### Element-and-box listings:
— start —
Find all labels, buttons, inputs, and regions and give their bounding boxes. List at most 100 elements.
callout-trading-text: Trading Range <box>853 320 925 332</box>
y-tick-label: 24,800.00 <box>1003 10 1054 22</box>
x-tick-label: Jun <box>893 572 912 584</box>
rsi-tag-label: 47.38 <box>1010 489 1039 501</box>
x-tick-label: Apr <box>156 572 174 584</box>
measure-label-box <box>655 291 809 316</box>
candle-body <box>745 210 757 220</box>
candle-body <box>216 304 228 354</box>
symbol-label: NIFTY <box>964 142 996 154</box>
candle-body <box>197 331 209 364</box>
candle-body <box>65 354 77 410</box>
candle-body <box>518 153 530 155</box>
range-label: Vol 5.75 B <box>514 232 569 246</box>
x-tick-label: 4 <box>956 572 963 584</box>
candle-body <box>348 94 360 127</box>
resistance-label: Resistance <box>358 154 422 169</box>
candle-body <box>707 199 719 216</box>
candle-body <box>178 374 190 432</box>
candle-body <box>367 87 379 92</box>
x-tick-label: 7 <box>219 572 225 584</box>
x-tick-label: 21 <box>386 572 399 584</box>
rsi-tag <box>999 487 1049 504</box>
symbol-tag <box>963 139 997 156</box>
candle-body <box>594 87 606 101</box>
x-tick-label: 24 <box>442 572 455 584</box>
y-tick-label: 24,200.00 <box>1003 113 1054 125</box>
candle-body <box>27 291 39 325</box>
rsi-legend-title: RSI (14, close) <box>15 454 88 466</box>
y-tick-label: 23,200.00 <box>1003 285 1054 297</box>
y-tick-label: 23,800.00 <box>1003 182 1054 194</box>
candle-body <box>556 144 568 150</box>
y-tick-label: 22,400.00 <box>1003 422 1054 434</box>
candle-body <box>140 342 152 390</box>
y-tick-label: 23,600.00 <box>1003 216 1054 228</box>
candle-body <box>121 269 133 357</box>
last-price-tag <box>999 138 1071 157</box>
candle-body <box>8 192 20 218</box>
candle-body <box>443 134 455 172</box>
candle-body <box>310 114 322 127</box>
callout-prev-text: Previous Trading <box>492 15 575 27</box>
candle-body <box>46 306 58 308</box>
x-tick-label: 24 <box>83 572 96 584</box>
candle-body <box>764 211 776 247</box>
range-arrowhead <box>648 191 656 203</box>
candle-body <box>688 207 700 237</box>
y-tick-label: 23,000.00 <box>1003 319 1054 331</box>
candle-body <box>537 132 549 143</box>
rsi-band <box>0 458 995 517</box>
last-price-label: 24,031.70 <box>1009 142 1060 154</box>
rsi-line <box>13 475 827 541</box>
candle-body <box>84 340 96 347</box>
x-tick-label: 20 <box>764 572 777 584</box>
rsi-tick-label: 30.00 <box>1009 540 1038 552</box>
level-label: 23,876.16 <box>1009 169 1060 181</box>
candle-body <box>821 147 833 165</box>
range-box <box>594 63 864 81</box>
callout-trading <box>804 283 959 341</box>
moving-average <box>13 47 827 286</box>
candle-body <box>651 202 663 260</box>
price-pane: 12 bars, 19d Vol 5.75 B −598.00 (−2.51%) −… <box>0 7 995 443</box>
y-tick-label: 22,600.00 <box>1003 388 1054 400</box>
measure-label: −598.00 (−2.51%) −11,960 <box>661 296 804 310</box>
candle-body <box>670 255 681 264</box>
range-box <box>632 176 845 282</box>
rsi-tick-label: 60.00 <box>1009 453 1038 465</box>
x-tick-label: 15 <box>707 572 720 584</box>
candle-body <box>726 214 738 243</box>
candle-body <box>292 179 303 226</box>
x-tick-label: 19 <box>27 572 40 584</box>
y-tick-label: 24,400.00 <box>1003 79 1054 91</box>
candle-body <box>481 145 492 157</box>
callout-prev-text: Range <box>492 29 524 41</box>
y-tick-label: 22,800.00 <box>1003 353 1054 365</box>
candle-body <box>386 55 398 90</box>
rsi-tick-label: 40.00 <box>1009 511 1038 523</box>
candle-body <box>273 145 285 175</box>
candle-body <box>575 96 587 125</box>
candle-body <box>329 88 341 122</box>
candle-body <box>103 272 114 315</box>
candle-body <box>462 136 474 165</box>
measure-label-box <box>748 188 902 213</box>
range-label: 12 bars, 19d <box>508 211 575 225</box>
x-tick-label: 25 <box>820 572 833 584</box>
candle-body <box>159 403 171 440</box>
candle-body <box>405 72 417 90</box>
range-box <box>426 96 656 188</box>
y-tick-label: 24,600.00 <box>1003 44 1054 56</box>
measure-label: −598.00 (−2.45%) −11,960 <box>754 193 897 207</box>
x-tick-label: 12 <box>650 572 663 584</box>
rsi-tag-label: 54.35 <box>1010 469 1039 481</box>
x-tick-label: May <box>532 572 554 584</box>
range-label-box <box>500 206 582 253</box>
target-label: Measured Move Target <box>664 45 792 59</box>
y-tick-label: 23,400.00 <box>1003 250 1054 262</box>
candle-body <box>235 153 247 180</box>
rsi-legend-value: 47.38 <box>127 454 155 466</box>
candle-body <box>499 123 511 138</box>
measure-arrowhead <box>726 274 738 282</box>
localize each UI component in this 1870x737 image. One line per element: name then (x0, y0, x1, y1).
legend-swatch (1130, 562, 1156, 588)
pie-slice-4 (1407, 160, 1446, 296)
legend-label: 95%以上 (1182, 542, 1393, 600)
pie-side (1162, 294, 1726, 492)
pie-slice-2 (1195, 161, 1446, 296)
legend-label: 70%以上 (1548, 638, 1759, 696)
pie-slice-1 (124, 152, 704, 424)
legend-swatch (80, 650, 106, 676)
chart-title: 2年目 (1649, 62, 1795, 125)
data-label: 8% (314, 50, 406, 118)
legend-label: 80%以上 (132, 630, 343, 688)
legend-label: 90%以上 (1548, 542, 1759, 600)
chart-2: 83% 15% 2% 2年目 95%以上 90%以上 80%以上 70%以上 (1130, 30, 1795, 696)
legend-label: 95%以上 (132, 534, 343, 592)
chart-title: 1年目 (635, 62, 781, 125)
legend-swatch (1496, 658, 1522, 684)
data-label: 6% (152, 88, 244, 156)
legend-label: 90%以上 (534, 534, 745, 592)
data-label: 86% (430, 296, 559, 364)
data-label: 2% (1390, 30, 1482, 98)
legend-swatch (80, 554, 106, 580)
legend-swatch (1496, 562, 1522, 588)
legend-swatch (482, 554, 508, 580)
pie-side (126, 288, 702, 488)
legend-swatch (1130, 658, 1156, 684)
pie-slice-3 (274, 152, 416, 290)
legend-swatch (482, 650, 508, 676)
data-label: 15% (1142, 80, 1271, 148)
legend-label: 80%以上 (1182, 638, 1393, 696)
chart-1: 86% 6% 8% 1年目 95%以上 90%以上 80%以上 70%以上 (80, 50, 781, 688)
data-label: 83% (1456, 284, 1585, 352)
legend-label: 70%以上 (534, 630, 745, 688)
— end —
### YOUR TASK:
Return all of the entries above line for line, with nothing altered.

### COMPLETE OUTPUT:
Find all labels, buttons, inputs, and regions and give their bounding boxes. List at most 100 elements.
callout-trading-text: Trading Range <box>853 320 925 332</box>
y-tick-label: 24,800.00 <box>1003 10 1054 22</box>
x-tick-label: Jun <box>893 572 912 584</box>
rsi-tag-label: 47.38 <box>1010 489 1039 501</box>
x-tick-label: Apr <box>156 572 174 584</box>
measure-label-box <box>655 291 809 316</box>
candle-body <box>745 210 757 220</box>
candle-body <box>216 304 228 354</box>
symbol-label: NIFTY <box>964 142 996 154</box>
candle-body <box>197 331 209 364</box>
candle-body <box>65 354 77 410</box>
candle-body <box>518 153 530 155</box>
range-label: Vol 5.75 B <box>514 232 569 246</box>
x-tick-label: 4 <box>956 572 963 584</box>
candle-body <box>348 94 360 127</box>
resistance-label: Resistance <box>358 154 422 169</box>
candle-body <box>707 199 719 216</box>
candle-body <box>178 374 190 432</box>
candle-body <box>367 87 379 92</box>
x-tick-label: 7 <box>219 572 225 584</box>
x-tick-label: 21 <box>386 572 399 584</box>
rsi-tag <box>999 487 1049 504</box>
symbol-tag <box>963 139 997 156</box>
candle-body <box>594 87 606 101</box>
x-tick-label: 24 <box>442 572 455 584</box>
y-tick-label: 24,200.00 <box>1003 113 1054 125</box>
candle-body <box>27 291 39 325</box>
rsi-legend-title: RSI (14, close) <box>15 454 88 466</box>
y-tick-label: 23,200.00 <box>1003 285 1054 297</box>
y-tick-label: 23,800.00 <box>1003 182 1054 194</box>
candle-body <box>556 144 568 150</box>
y-tick-label: 22,400.00 <box>1003 422 1054 434</box>
candle-body <box>140 342 152 390</box>
y-tick-label: 23,600.00 <box>1003 216 1054 228</box>
candle-body <box>121 269 133 357</box>
last-price-tag <box>999 138 1071 157</box>
candle-body <box>8 192 20 218</box>
candle-body <box>443 134 455 172</box>
candle-body <box>310 114 322 127</box>
callout-prev-text: Previous Trading <box>492 15 575 27</box>
candle-body <box>46 306 58 308</box>
x-tick-label: 24 <box>83 572 96 584</box>
candle-body <box>764 211 776 247</box>
range-arrowhead <box>648 191 656 203</box>
candle-body <box>688 207 700 237</box>
y-tick-label: 23,000.00 <box>1003 319 1054 331</box>
candle-body <box>537 132 549 143</box>
rsi-band <box>0 458 995 517</box>
last-price-label: 24,031.70 <box>1009 142 1060 154</box>
rsi-line <box>13 475 827 541</box>
candle-body <box>84 340 96 347</box>
x-tick-label: 20 <box>764 572 777 584</box>
rsi-tick-label: 30.00 <box>1009 540 1038 552</box>
level-label: 23,876.16 <box>1009 169 1060 181</box>
candle-body <box>821 147 833 165</box>
range-box <box>594 63 864 81</box>
callout-trading <box>804 283 959 341</box>
moving-average <box>13 47 827 286</box>
candle-body <box>651 202 663 260</box>
price-pane: 12 bars, 19d Vol 5.75 B −598.00 (−2.51%) −… <box>0 7 995 443</box>
y-tick-label: 22,600.00 <box>1003 388 1054 400</box>
measure-label: −598.00 (−2.51%) −11,960 <box>661 296 804 310</box>
candle-body <box>670 255 681 264</box>
range-box <box>632 176 845 282</box>
rsi-tick-label: 60.00 <box>1009 453 1038 465</box>
x-tick-label: 15 <box>707 572 720 584</box>
candle-body <box>726 214 738 243</box>
candle-body <box>292 179 303 226</box>
x-tick-label: 19 <box>27 572 40 584</box>
y-tick-label: 24,400.00 <box>1003 79 1054 91</box>
candle-body <box>481 145 492 157</box>
callout-prev-text: Range <box>492 29 524 41</box>
y-tick-label: 22,800.00 <box>1003 353 1054 365</box>
candle-body <box>386 55 398 90</box>
rsi-tick-label: 40.00 <box>1009 511 1038 523</box>
candle-body <box>273 145 285 175</box>
candle-body <box>575 96 587 125</box>
candle-body <box>329 88 341 122</box>
candle-body <box>103 272 114 315</box>
candle-body <box>462 136 474 165</box>
measure-label-box <box>748 188 902 213</box>
range-label: 12 bars, 19d <box>508 211 575 225</box>
x-tick-label: 25 <box>820 572 833 584</box>
candle-body <box>159 403 171 440</box>
candle-body <box>405 72 417 90</box>
range-box <box>426 96 656 188</box>
y-tick-label: 24,600.00 <box>1003 44 1054 56</box>
measure-label: −598.00 (−2.45%) −11,960 <box>754 193 897 207</box>
x-tick-label: 12 <box>650 572 663 584</box>
rsi-tag-label: 54.35 <box>1010 469 1039 481</box>
x-tick-label: May <box>532 572 554 584</box>
range-label-box <box>500 206 582 253</box>
target-label: Measured Move Target <box>664 45 792 59</box>
y-tick-label: 23,400.00 <box>1003 250 1054 262</box>
candle-body <box>235 153 247 180</box>
rsi-legend-value: 47.38 <box>127 454 155 466</box>
candle-body <box>499 123 511 138</box>
measure-arrowhead <box>726 274 738 282</box>
localize each UI component in this 1870x737 image. One line per element: name then (x0, y0, x1, y1).
legend-swatch (1130, 562, 1156, 588)
pie-slice-4 (1407, 160, 1446, 296)
legend-label: 95%以上 (1182, 542, 1393, 600)
pie-side (1162, 294, 1726, 492)
pie-slice-2 (1195, 161, 1446, 296)
legend-label: 70%以上 (1548, 638, 1759, 696)
pie-slice-1 (124, 152, 704, 424)
legend-swatch (80, 650, 106, 676)
chart-title: 2年目 (1649, 62, 1795, 125)
data-label: 8% (314, 50, 406, 118)
legend-label: 80%以上 (132, 630, 343, 688)
legend-label: 90%以上 (1548, 542, 1759, 600)
chart-2: 83% 15% 2% 2年目 95%以上 90%以上 80%以上 70%以上 (1130, 30, 1795, 696)
legend-label: 95%以上 (132, 534, 343, 592)
chart-title: 1年目 (635, 62, 781, 125)
legend-swatch (1496, 658, 1522, 684)
data-label: 6% (152, 88, 244, 156)
legend-label: 90%以上 (534, 534, 745, 592)
data-label: 86% (430, 296, 559, 364)
data-label: 2% (1390, 30, 1482, 98)
legend-swatch (80, 554, 106, 580)
legend-swatch (1496, 562, 1522, 588)
legend-swatch (482, 554, 508, 580)
pie-side (126, 288, 702, 488)
legend-swatch (1130, 658, 1156, 684)
pie-slice-3 (274, 152, 416, 290)
legend-swatch (482, 650, 508, 676)
data-label: 15% (1142, 80, 1271, 148)
legend-label: 80%以上 (1182, 638, 1393, 696)
chart-1: 86% 6% 8% 1年目 95%以上 90%以上 80%以上 70%以上 (80, 50, 781, 688)
data-label: 83% (1456, 284, 1585, 352)
legend-label: 70%以上 (534, 630, 745, 688)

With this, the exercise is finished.